_OBJECTIVE:_ Copy out the listing lines word for word, starting at the line that has "y2-tick-label: 140 (1293, 524, 1348, 558)" and stopping after the line that has "heading-point (358, 88, 367, 97)".

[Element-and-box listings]
=======
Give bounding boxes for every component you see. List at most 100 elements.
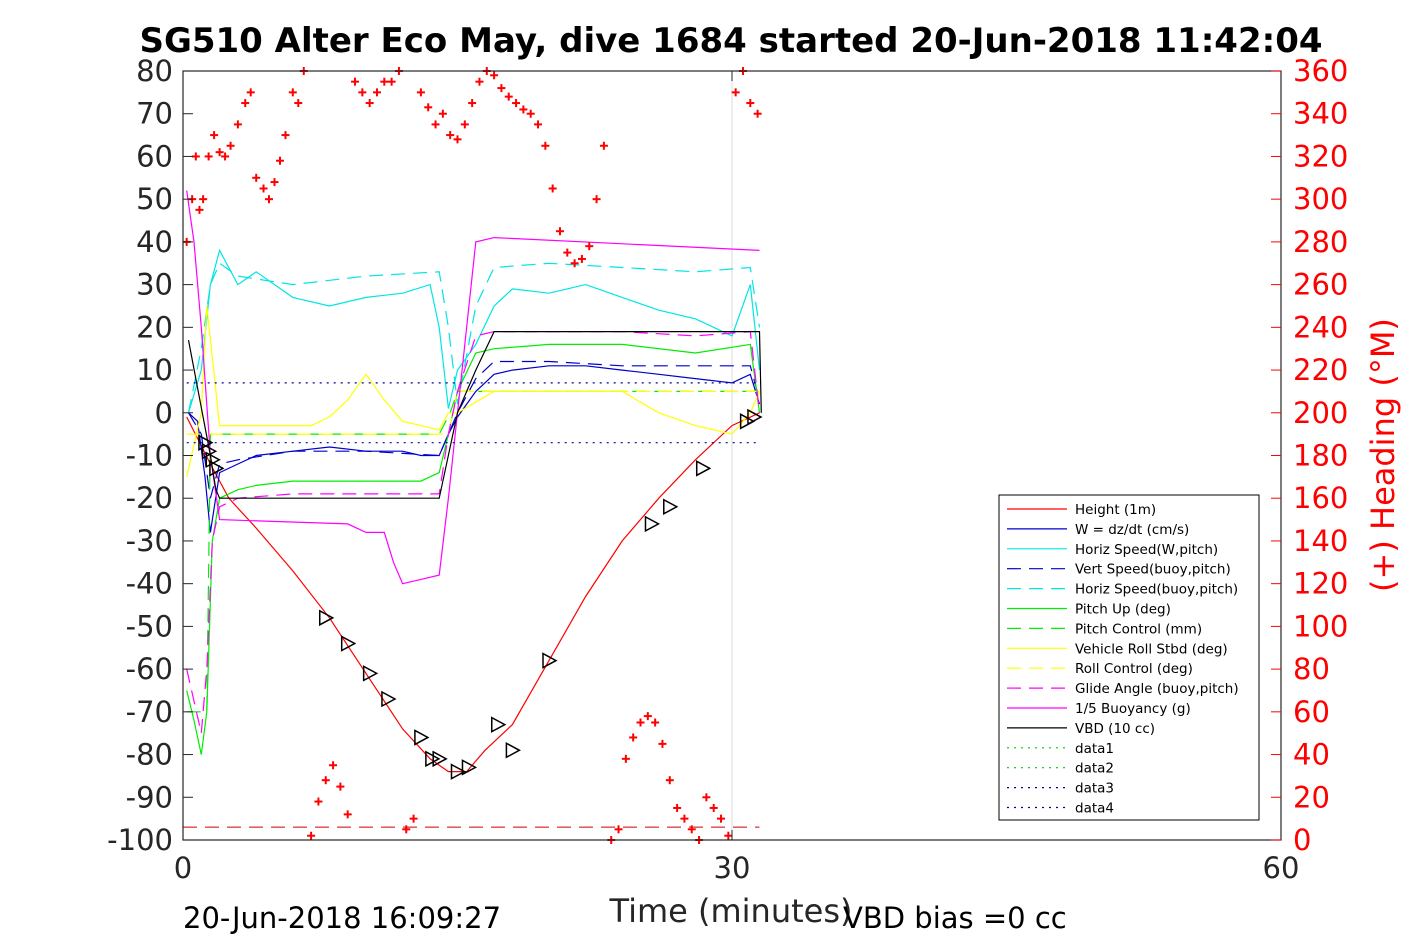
y2-tick-label: 140 (1293, 524, 1348, 558)
heading-point (724, 831, 733, 840)
heading-point (585, 242, 594, 251)
legend-label: Roll Control (deg) (1075, 661, 1193, 677)
heading-point (673, 803, 682, 812)
heading-point (204, 152, 213, 161)
y-tick-label: 40 (136, 225, 173, 259)
heading-point (275, 156, 284, 165)
y-tick-label: 70 (136, 97, 173, 131)
heading-point (358, 88, 367, 97)
y2-tick-label: 120 (1293, 567, 1348, 601)
heading-point (241, 99, 250, 108)
legend-label: W = dz/dt (cm/s) (1075, 522, 1189, 538)
heading-point (497, 84, 506, 93)
heading-point (307, 831, 316, 840)
heading-point (555, 227, 564, 236)
legend-label: Horiz Speed(W,pitch) (1075, 542, 1218, 558)
depth-marker (739, 413, 756, 430)
heading-point (731, 88, 740, 97)
legend: Height (1m) W = dz/dt (cm/s) Horiz Speed(W… (998, 494, 1260, 821)
y2-tick-label: 220 (1293, 353, 1348, 387)
heading-point (563, 248, 572, 257)
y2-tick-label: 360 (1293, 54, 1348, 88)
y-tick-label: 30 (136, 268, 173, 302)
heading-point (687, 825, 696, 834)
y-tick-label: 60 (136, 139, 173, 173)
heading-point (380, 77, 389, 86)
y-tick-label: -20 (126, 481, 173, 515)
series-line-10 (186, 190, 760, 585)
heading-point (259, 184, 268, 193)
y2-tick-label: 160 (1293, 481, 1348, 515)
heading-point (446, 131, 455, 140)
depth-marker (414, 729, 430, 746)
heading-point (621, 754, 630, 763)
heading-point (475, 77, 484, 86)
series-group (183, 190, 762, 828)
legend-label: Height (1m) (1075, 502, 1156, 518)
heading-point (490, 71, 499, 80)
legend-label: Glide Angle (buoy,pitch) (1075, 681, 1239, 697)
x-tick-label: 0 (174, 851, 192, 885)
heading-point (387, 77, 396, 86)
legend-label: data3 (1075, 781, 1114, 797)
depth-marker (381, 690, 397, 708)
depth-marker (695, 460, 712, 477)
y2-axis-label: (+) Heading (°M) (1364, 318, 1402, 592)
series-line-4 (187, 262, 761, 413)
heading-point (199, 195, 208, 204)
heading-point (372, 88, 381, 97)
legend-label: 1/5 Buoyancy (g) (1075, 701, 1191, 717)
heading-point (252, 173, 261, 182)
heading-point (215, 148, 224, 157)
heading-point (431, 120, 440, 129)
y-tick-label: 80 (136, 54, 173, 88)
heading-point (629, 733, 638, 742)
y-tick-label: -100 (107, 823, 173, 857)
heading-point (548, 184, 557, 193)
y2-tick-label: 0 (1293, 823, 1311, 857)
heading-point (226, 141, 235, 150)
footer-vbd-bias: VBD bias =0 cc (843, 901, 1067, 935)
y2-tick-label: 300 (1293, 182, 1348, 216)
heading-point (191, 152, 200, 161)
y2-tick-label: 200 (1293, 396, 1348, 430)
series-line-5 (186, 343, 761, 755)
series-line-3 (187, 360, 761, 499)
y2-tick-label: 40 (1293, 738, 1330, 772)
y-tick-label: 10 (136, 353, 173, 387)
y-tick-label: -70 (126, 695, 173, 729)
depth-marker (340, 635, 357, 652)
heading-points (182, 67, 762, 844)
heading-point (314, 797, 323, 806)
chart-title: SG510 Alter Eco May, dive 1684 started 2… (139, 21, 1322, 61)
heading-point (468, 99, 477, 108)
heading-point (294, 99, 303, 108)
heading-point (343, 810, 352, 819)
y-tick-label: -40 (126, 567, 173, 601)
heading-point (651, 718, 660, 727)
depth-markers (198, 408, 763, 780)
y2-tick-label: 80 (1293, 652, 1330, 686)
depth-marker (432, 750, 448, 768)
depth-marker (644, 515, 661, 533)
heading-point (519, 105, 528, 114)
heading-point (270, 178, 279, 187)
heading-point (321, 776, 330, 785)
heading-point (709, 803, 718, 812)
series-line-7 (186, 305, 761, 478)
depth-marker (542, 652, 558, 669)
legend-label: Horiz Speed(buoy,pitch) (1075, 582, 1238, 598)
x-tick-label: 30 (714, 851, 751, 885)
y-tick-label: -10 (126, 439, 173, 473)
legend-label: Vehicle Roll Stbd (deg) (1075, 641, 1228, 657)
depth-marker (461, 759, 478, 776)
y-tick-label: 20 (136, 310, 173, 344)
heading-point (336, 782, 345, 791)
depth-marker (209, 460, 225, 477)
heading-point (246, 88, 255, 97)
y2-tick-label: 60 (1293, 695, 1330, 729)
heading-point (570, 259, 579, 268)
heading-point (210, 131, 219, 140)
heading-point (281, 131, 290, 140)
=======
_ANSWER TO THE TASK:_
y2-tick-label: 140 (1293, 524, 1348, 558)
heading-point (724, 831, 733, 840)
heading-point (585, 242, 594, 251)
legend-label: Roll Control (deg) (1075, 661, 1193, 677)
heading-point (673, 803, 682, 812)
heading-point (204, 152, 213, 161)
y-tick-label: 40 (136, 225, 173, 259)
heading-point (275, 156, 284, 165)
y-tick-label: 70 (136, 97, 173, 131)
heading-point (358, 88, 367, 97)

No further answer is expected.